::: DATASET ROWS

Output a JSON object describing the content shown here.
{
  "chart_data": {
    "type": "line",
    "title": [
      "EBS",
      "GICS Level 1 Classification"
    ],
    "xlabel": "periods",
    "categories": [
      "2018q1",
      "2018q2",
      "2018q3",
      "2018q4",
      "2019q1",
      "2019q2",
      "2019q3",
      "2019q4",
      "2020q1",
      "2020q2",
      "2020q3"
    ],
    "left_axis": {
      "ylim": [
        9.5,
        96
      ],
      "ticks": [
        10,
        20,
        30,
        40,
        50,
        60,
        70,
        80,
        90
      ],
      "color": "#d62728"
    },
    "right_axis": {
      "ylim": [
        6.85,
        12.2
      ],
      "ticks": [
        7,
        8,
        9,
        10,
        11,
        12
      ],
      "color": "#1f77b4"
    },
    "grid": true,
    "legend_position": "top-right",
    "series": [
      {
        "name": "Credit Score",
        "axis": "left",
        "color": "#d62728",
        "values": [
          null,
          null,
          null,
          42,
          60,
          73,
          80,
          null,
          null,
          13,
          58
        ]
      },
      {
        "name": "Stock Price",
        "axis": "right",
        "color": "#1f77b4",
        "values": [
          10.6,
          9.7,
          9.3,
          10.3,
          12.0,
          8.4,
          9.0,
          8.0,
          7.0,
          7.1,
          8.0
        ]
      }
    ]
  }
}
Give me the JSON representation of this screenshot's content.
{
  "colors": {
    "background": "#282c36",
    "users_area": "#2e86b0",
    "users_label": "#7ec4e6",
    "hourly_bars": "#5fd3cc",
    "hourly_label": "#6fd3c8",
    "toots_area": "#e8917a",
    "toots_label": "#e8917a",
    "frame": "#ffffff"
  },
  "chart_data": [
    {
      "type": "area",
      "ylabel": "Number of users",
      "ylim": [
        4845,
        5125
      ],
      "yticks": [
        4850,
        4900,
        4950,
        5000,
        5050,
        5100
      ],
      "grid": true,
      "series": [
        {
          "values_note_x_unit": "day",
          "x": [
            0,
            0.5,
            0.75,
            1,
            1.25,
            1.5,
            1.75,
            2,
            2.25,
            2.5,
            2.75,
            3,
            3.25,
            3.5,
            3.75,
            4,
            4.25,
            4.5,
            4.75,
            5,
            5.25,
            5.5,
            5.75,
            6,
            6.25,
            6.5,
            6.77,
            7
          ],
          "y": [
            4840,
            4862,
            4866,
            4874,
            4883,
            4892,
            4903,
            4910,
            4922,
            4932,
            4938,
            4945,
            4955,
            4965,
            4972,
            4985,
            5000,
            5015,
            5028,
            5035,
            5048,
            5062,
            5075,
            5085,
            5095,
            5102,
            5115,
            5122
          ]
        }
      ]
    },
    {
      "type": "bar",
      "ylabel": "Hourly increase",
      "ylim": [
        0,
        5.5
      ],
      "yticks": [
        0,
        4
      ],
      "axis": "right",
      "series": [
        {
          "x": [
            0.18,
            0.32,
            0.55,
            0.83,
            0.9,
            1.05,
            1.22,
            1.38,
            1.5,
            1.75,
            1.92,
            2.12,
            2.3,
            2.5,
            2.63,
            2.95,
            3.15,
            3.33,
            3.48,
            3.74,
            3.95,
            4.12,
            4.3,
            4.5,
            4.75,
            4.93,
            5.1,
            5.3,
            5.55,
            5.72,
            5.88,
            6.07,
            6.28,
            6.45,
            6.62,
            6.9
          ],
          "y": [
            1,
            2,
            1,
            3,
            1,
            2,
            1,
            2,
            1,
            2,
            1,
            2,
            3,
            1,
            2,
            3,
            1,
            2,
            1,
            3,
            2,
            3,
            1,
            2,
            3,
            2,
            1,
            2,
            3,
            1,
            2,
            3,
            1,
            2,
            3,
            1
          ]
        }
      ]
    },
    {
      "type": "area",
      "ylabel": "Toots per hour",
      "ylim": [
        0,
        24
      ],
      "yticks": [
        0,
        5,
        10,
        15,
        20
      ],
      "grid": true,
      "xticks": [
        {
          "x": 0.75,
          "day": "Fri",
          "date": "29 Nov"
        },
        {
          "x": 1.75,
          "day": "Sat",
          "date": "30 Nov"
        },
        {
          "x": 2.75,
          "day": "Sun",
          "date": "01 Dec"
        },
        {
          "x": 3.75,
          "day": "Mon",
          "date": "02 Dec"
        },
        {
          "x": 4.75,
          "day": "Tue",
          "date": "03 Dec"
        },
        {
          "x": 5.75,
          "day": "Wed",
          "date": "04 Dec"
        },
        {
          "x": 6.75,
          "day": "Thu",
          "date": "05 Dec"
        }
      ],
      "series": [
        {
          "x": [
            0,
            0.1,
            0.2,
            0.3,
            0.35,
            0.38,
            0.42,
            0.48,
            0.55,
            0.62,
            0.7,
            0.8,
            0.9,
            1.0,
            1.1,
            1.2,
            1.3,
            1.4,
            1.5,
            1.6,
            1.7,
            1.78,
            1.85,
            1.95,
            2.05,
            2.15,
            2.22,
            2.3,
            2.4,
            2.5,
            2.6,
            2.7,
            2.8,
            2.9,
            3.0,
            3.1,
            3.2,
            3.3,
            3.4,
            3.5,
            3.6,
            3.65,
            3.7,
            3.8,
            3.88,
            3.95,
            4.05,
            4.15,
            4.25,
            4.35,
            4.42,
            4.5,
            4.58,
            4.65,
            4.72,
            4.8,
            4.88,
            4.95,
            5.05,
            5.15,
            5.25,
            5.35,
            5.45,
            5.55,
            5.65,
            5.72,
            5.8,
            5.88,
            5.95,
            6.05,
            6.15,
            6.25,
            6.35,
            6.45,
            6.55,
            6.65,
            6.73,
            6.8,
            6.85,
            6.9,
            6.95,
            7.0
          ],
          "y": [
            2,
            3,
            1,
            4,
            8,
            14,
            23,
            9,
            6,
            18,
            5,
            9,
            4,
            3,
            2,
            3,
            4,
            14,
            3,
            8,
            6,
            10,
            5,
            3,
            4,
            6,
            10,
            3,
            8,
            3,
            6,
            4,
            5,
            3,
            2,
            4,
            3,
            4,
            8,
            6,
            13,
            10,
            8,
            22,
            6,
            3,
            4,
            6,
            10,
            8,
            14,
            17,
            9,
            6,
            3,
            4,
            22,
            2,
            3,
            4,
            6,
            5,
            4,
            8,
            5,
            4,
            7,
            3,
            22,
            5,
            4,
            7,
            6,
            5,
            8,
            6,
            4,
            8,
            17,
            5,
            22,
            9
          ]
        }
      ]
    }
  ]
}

::::::

- [TASK PROMPT]: Spot every line that holds "content" and copy it.

- [SOLVED PROBLEM]:
Output a JSON object describing the content shown here.
Give me the JSON representation of this screenshot's content.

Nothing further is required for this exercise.